____ Data to use

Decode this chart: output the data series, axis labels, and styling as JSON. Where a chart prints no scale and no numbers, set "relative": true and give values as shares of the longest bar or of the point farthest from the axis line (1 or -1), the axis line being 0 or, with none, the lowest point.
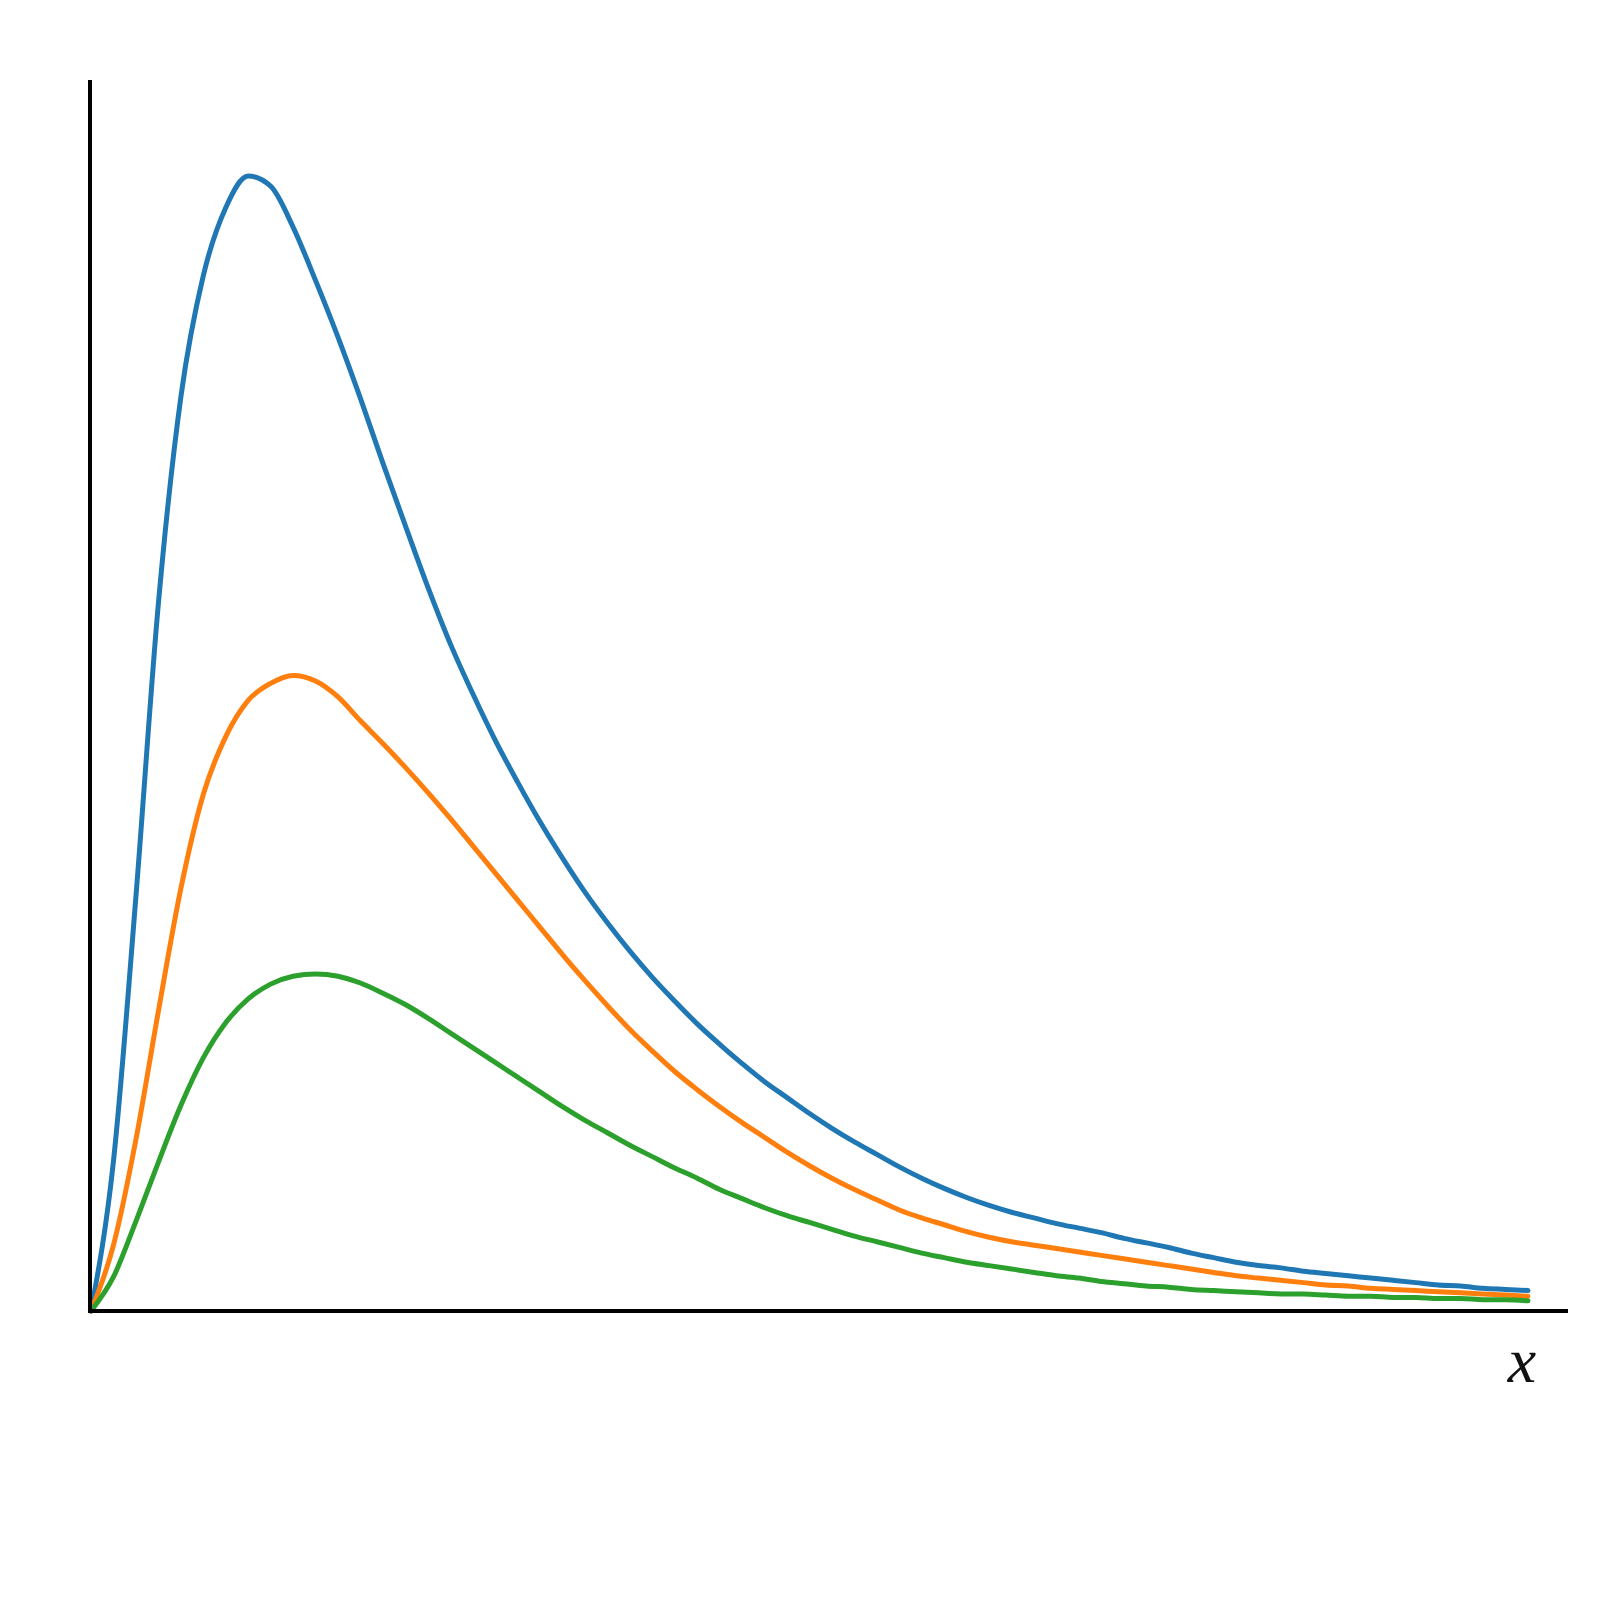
{
  "chart_data": {
    "type": "line",
    "relative": true,
    "xlabel": "x",
    "categories": [
      null,
      null,
      null,
      null,
      null,
      null,
      null,
      null,
      null,
      null,
      null,
      null,
      null,
      null,
      null,
      null,
      null,
      null,
      null,
      null,
      null,
      null,
      null,
      null,
      null,
      null,
      null,
      null,
      null,
      null,
      null,
      null,
      null,
      null,
      null,
      null,
      null,
      null,
      null,
      null,
      null,
      null,
      null,
      null,
      null,
      null,
      null,
      null,
      null,
      null,
      null,
      null,
      null,
      null,
      null,
      null,
      null,
      null,
      null,
      null,
      null,
      null,
      null,
      null,
      null
    ],
    "series": [
      {
        "color": "#1f77b4",
        "values": [
          0,
          0.132,
          0.365,
          0.623,
          0.805,
          0.912,
          0.972,
          1,
          0.991,
          0.955,
          0.908,
          0.858,
          0.804,
          0.747,
          0.692,
          0.638,
          0.588,
          0.544,
          0.503,
          0.466,
          0.431,
          0.399,
          0.369,
          0.342,
          0.317,
          0.294,
          0.273,
          0.253,
          0.235,
          0.218,
          0.202,
          0.188,
          0.174,
          0.161,
          0.149,
          0.138,
          0.127,
          0.117,
          0.108,
          0.1,
          0.093,
          0.087,
          0.082,
          0.077,
          0.073,
          0.069,
          0.064,
          0.06,
          0.056,
          0.051,
          0.047,
          0.043,
          0.04,
          0.038,
          0.035,
          0.033,
          0.031,
          0.029,
          0.027,
          0.025,
          0.023,
          0.022,
          0.02,
          0.019,
          0.018
        ]
      },
      {
        "color": "#ff7f0e",
        "values": [
          0,
          0.058,
          0.151,
          0.264,
          0.372,
          0.455,
          0.506,
          0.538,
          0.553,
          0.56,
          0.555,
          0.541,
          0.52,
          0.5,
          0.479,
          0.457,
          0.434,
          0.41,
          0.386,
          0.362,
          0.338,
          0.314,
          0.291,
          0.269,
          0.248,
          0.229,
          0.211,
          0.195,
          0.18,
          0.166,
          0.153,
          0.14,
          0.128,
          0.117,
          0.107,
          0.098,
          0.089,
          0.082,
          0.076,
          0.07,
          0.065,
          0.061,
          0.058,
          0.055,
          0.052,
          0.049,
          0.046,
          0.043,
          0.04,
          0.037,
          0.034,
          0.031,
          0.029,
          0.027,
          0.025,
          0.023,
          0.022,
          0.02,
          0.019,
          0.018,
          0.017,
          0.016,
          0.015,
          0.014,
          0.013
        ]
      },
      {
        "color": "#2ca02c",
        "values": [
          0,
          0.03,
          0.079,
          0.131,
          0.181,
          0.223,
          0.254,
          0.275,
          0.288,
          0.295,
          0.297,
          0.295,
          0.289,
          0.28,
          0.27,
          0.258,
          0.245,
          0.232,
          0.219,
          0.206,
          0.193,
          0.18,
          0.168,
          0.157,
          0.146,
          0.136,
          0.126,
          0.117,
          0.107,
          0.099,
          0.091,
          0.084,
          0.078,
          0.072,
          0.066,
          0.061,
          0.056,
          0.051,
          0.047,
          0.043,
          0.04,
          0.037,
          0.034,
          0.031,
          0.029,
          0.026,
          0.024,
          0.022,
          0.021,
          0.019,
          0.018,
          0.017,
          0.016,
          0.015,
          0.015,
          0.014,
          0.013,
          0.013,
          0.012,
          0.012,
          0.011,
          0.011,
          0.01,
          0.01,
          0.009
        ]
      }
    ]
  }
}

________

▶ **Stated problem**: Can you repeat every record above exactly, apart from the pictures?

▶ **Written response**:
Decode this chart: output the data series, axis labels, and styling as JSON. Where a chart prints no scale and no numbers, set "relative": true and give values as shares of the longest bar or of the point farthest from the axis line (1 or -1), the axis line being 0 or, with none, the lowest point.
{
  "chart_data": {
    "type": "line",
    "relative": true,
    "xlabel": "x",
    "categories": [
      null,
      null,
      null,
      null,
      null,
      null,
      null,
      null,
      null,
      null,
      null,
      null,
      null,
      null,
      null,
      null,
      null,
      null,
      null,
      null,
      null,
      null,
      null,
      null,
      null,
      null,
      null,
      null,
      null,
      null,
      null,
      null,
      null,
      null,
      null,
      null,
      null,
      null,
      null,
      null,
      null,
      null,
      null,
      null,
      null,
      null,
      null,
      null,
      null,
      null,
      null,
      null,
      null,
      null,
      null,
      null,
      null,
      null,
      null,
      null,
      null,
      null,
      null,
      null,
      null
    ],
    "series": [
      {
        "color": "#1f77b4",
        "values": [
          0,
          0.132,
          0.365,
          0.623,
          0.805,
          0.912,
          0.972,
          1,
          0.991,
          0.955,
          0.908,
          0.858,
          0.804,
          0.747,
          0.692,
          0.638,
          0.588,
          0.544,
          0.503,
          0.466,
          0.431,
          0.399,
          0.369,
          0.342,
          0.317,
          0.294,
          0.273,
          0.253,
          0.235,
          0.218,
          0.202,
          0.188,
          0.174,
          0.161,
          0.149,
          0.138,
          0.127,
          0.117,
          0.108,
          0.1,
          0.093,
          0.087,
          0.082,
          0.077,
          0.073,
          0.069,
          0.064,
          0.06,
          0.056,
          0.051,
          0.047,
          0.043,
          0.04,
          0.038,
          0.035,
          0.033,
          0.031,
          0.029,
          0.027,
          0.025,
          0.023,
          0.022,
          0.02,
          0.019,
          0.018
        ]
      },
      {
        "color": "#ff7f0e",
        "values": [
          0,
          0.058,
          0.151,
          0.264,
          0.372,
          0.455,
          0.506,
          0.538,
          0.553,
          0.56,
          0.555,
          0.541,
          0.52,
          0.5,
          0.479,
          0.457,
          0.434,
          0.41,
          0.386,
          0.362,
          0.338,
          0.314,
          0.291,
          0.269,
          0.248,
          0.229,
          0.211,
          0.195,
          0.18,
          0.166,
          0.153,
          0.14,
          0.128,
          0.117,
          0.107,
          0.098,
          0.089,
          0.082,
          0.076,
          0.07,
          0.065,
          0.061,
          0.058,
          0.055,
          0.052,
          0.049,
          0.046,
          0.043,
          0.04,
          0.037,
          0.034,
          0.031,
          0.029,
          0.027,
          0.025,
          0.023,
          0.022,
          0.02,
          0.019,
          0.018,
          0.017,
          0.016,
          0.015,
          0.014,
          0.013
        ]
      },
      {
        "color": "#2ca02c",
        "values": [
          0,
          0.03,
          0.079,
          0.131,
          0.181,
          0.223,
          0.254,
          0.275,
          0.288,
          0.295,
          0.297,
          0.295,
          0.289,
          0.28,
          0.27,
          0.258,
          0.245,
          0.232,
          0.219,
          0.206,
          0.193,
          0.18,
          0.168,
          0.157,
          0.146,
          0.136,
          0.126,
          0.117,
          0.107,
          0.099,
          0.091,
          0.084,
          0.078,
          0.072,
          0.066,
          0.061,
          0.056,
          0.051,
          0.047,
          0.043,
          0.04,
          0.037,
          0.034,
          0.031,
          0.029,
          0.026,
          0.024,
          0.022,
          0.021,
          0.019,
          0.018,
          0.017,
          0.016,
          0.015,
          0.015,
          0.014,
          0.013,
          0.013,
          0.012,
          0.012,
          0.011,
          0.011,
          0.01,
          0.01,
          0.009
        ]
      }
    ]
  }
}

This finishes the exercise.